EXERCISE DIRECTIONS – Copy out each line featuring the string "prevention" from the entries beneath.

PROVIDED MATERIAL –
*** Begin section ***
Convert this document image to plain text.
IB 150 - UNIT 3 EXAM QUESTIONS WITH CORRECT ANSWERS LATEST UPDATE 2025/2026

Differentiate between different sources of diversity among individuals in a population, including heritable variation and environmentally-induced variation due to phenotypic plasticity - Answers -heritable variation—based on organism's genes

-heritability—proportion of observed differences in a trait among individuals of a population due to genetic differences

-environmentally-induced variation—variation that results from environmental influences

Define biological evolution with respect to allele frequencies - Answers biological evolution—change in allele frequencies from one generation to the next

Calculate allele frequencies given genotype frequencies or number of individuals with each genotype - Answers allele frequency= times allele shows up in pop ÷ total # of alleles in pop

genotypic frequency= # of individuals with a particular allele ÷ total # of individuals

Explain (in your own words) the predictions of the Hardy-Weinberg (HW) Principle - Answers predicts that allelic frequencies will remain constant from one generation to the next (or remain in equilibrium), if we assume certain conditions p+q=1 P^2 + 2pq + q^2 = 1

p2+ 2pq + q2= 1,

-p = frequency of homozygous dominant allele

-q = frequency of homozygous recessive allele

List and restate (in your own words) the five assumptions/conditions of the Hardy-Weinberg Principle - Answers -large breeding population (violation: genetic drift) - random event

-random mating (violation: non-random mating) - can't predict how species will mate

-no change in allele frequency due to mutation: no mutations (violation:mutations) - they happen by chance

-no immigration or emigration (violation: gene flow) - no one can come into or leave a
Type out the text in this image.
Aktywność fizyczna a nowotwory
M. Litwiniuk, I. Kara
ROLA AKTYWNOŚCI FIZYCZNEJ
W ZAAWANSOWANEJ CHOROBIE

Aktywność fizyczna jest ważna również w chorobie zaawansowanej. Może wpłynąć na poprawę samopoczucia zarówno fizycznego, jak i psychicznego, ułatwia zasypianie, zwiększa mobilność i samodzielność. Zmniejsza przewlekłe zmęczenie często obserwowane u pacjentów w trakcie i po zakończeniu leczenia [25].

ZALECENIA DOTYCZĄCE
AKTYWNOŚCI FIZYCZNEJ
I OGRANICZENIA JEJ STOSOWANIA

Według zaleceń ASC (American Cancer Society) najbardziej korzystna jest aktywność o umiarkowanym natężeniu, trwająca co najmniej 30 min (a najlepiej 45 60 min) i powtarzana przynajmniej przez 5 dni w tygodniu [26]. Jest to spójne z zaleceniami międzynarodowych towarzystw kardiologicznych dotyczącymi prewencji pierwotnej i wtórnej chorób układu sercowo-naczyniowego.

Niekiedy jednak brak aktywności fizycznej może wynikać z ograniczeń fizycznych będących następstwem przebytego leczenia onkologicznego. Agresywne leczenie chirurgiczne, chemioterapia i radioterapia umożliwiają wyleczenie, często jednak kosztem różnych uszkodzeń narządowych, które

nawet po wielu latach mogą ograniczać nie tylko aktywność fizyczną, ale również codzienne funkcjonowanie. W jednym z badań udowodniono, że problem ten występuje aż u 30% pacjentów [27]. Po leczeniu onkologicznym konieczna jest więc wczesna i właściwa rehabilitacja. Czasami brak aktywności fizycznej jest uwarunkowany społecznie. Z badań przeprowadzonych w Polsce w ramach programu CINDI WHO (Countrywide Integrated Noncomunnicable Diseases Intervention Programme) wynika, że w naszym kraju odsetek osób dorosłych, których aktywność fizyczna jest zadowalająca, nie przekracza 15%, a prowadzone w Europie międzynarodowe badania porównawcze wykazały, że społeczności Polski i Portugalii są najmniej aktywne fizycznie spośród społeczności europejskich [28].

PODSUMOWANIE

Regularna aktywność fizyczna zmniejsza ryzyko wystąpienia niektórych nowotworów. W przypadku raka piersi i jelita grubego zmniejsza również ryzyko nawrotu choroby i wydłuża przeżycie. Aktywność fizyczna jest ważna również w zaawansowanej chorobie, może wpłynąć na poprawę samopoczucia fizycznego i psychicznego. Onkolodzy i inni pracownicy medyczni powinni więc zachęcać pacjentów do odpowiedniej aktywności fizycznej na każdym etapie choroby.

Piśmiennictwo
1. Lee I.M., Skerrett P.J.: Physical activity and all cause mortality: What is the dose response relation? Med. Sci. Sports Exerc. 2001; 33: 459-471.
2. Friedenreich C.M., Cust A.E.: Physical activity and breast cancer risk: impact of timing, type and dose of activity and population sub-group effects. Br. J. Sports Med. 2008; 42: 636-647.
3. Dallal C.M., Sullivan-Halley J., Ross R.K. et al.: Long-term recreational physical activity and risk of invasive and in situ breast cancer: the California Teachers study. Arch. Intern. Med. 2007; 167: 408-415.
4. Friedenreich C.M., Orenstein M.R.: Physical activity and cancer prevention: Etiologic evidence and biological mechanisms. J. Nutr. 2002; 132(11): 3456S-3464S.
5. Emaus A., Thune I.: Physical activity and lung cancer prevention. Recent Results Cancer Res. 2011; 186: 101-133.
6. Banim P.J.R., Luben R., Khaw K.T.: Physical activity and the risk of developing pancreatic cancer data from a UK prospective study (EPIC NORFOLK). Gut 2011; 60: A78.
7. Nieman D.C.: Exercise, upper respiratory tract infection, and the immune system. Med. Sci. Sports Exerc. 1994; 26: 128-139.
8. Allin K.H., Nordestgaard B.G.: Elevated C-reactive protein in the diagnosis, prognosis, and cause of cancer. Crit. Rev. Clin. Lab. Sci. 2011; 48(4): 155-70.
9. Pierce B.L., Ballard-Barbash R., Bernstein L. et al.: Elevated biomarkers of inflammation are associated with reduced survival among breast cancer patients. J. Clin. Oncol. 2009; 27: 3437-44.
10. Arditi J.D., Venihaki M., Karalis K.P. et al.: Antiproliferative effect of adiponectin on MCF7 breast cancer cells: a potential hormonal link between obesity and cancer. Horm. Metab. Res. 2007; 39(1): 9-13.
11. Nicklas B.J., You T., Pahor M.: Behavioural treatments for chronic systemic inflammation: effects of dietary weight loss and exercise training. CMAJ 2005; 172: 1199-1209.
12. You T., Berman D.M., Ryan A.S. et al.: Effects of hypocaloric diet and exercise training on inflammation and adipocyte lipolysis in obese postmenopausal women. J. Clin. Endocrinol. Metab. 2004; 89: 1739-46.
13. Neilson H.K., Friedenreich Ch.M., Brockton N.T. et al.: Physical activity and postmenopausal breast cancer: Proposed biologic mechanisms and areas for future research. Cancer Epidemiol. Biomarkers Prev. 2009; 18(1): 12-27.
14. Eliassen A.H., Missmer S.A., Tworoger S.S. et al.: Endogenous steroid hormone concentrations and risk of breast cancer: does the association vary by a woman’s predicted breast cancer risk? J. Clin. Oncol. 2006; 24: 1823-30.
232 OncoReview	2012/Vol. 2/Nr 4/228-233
*** End section ***
RESULT BELOW –
4. Friedenreich C.M., Orenstein M.R.: Physical activity and cancer prevention: Etiologic evidence and biological mechanisms. J. Nutr. 2002; 132(11): 3456S-3464S.
5. Emaus A., Thune I.: Physical activity and lung cancer prevention. Recent Results Cancer Res. 2011; 186: 101-133.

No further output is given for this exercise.